THE PROBLEM
Select from the data all lines with the word "объемом".
Start SOURCE RECORDS
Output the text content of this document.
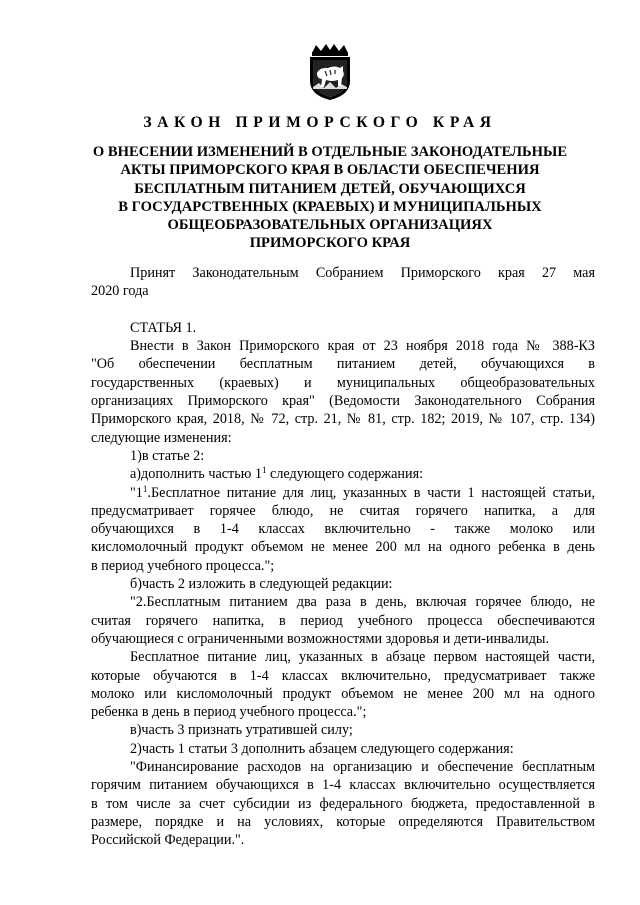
ЗАКОН ПРИМОРСКОГО КРАЯ
О ВНЕСЕНИИ ИЗМЕНЕНИЙ В ОТДЕЛЬНЫЕ ЗАКОНОДАТЕЛЬНЫЕ
АКТЫ ПРИМОРСКОГО КРАЯ В ОБЛАСТИ ОБЕСПЕЧЕНИЯ
БЕСПЛАТНЫМ ПИТАНИЕМ ДЕТЕЙ, ОБУЧАЮЩИХСЯ
В ГОСУДАРСТВЕННЫХ (КРАЕВЫХ) И МУНИЦИПАЛЬНЫХ
ОБЩЕОБРАЗОВАТЕЛЬНЫХ ОРГАНИЗАЦИЯХ
ПРИМОРСКОГО КРАЯ
Принят Законодательным Собранием Приморского края 27 мая
2020 года
СТАТЬЯ 1.
Внести в Закон Приморского края от 23 ноября 2018 года № 388-КЗ
"Об обеспечении бесплатным питанием детей, обучающихся в
государственных (краевых) и муниципальных общеобразовательных
организациях Приморского края" (Ведомости Законодательного Собрания
Приморского края, 2018, № 72, стр. 21, № 81, стр. 182; 2019, № 107, стр. 134)
следующие изменения:
1)в статье 2:
а)дополнить частью $1^1$ следующего содержания:
"$1^1.Бесплатное$ питание для лиц, указанных в части 1 настоящей статьи,
предусматривает горячее блюдо, не считая горячего напитка, а для
обучающихся в 1-4 классах включительно - также молоко или
кисломолочный продукт объемом не менее 200 мл на одного ребенка в день
в период учебного процесса.";
б)часть 2 изложить в следующей редакции:
"2.Бесплатным питанием два раза в день, включая горячее блюдо, не
считая горячего напитка, в период учебного процесса обеспечиваются
обучающиеся с ограниченными возможностями здоровья и дети-инвалиды.
Бесплатное питание лиц, указанных в абзаце первом настоящей части,
которые обучаются в 1-4 классах включительно, предусматривает также
молоко или кисломолочный продукт объемом не менее 200 мл на одного
ребенка в день в период учебного процесса.";
в)часть 3 признать утратившей силу;
2)часть 1 статьи 3 дополнить абзацем следующего содержания:
"Финансирование расходов на организацию и обеспечение бесплатным
горячим питанием обучающихся в 1-4 классах включительно осуществляется
в том числе за счет субсидии из федерального бюджета, предоставленной в
размере, порядке и на условиях, которые определяются Правительством
Российской Федерации.".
End SOURCE RECORDS
TASK SOLUTION
кисломолочный продукт объемом не менее 200 мл на одного ребенка в день
молоко или кисломолочный продукт объемом не менее 200 мл на одного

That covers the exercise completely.